--- Start ---

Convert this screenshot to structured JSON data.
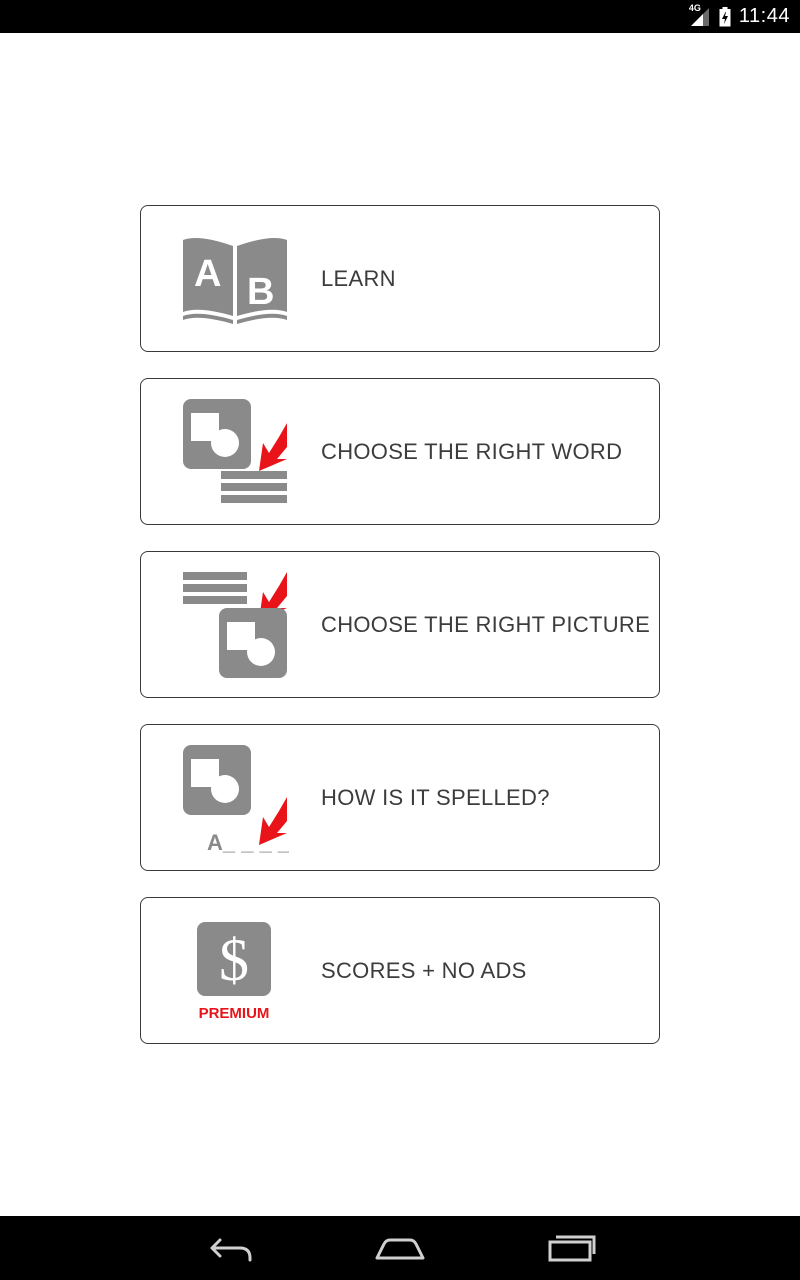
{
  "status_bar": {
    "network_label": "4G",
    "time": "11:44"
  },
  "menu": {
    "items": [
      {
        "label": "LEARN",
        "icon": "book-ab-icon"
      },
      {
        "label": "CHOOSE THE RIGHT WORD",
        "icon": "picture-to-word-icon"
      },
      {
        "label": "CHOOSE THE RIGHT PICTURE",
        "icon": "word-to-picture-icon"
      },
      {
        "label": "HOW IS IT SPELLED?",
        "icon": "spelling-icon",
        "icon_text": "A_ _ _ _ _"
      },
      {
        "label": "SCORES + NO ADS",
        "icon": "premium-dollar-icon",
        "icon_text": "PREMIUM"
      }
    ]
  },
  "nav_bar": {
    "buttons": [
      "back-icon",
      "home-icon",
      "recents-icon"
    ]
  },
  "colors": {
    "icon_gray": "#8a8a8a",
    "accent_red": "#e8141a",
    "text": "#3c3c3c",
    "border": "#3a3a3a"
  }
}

--- End ---

In your copy of the listing above, reproduce each line exactly and omit all pictures.

▶ **RESULT FOR THIS EXERCISE**:
Convert this screenshot to structured JSON data.
{
  "status_bar": {
    "network_label": "4G",
    "time": "11:44"
  },
  "menu": {
    "items": [
      {
        "label": "LEARN",
        "icon": "book-ab-icon"
      },
      {
        "label": "CHOOSE THE RIGHT WORD",
        "icon": "picture-to-word-icon"
      },
      {
        "label": "CHOOSE THE RIGHT PICTURE",
        "icon": "word-to-picture-icon"
      },
      {
        "label": "HOW IS IT SPELLED?",
        "icon": "spelling-icon",
        "icon_text": "A_ _ _ _ _"
      },
      {
        "label": "SCORES + NO ADS",
        "icon": "premium-dollar-icon",
        "icon_text": "PREMIUM"
      }
    ]
  },
  "nav_bar": {
    "buttons": [
      "back-icon",
      "home-icon",
      "recents-icon"
    ]
  },
  "colors": {
    "icon_gray": "#8a8a8a",
    "accent_red": "#e8141a",
    "text": "#3c3c3c",
    "border": "#3a3a3a"
  }
}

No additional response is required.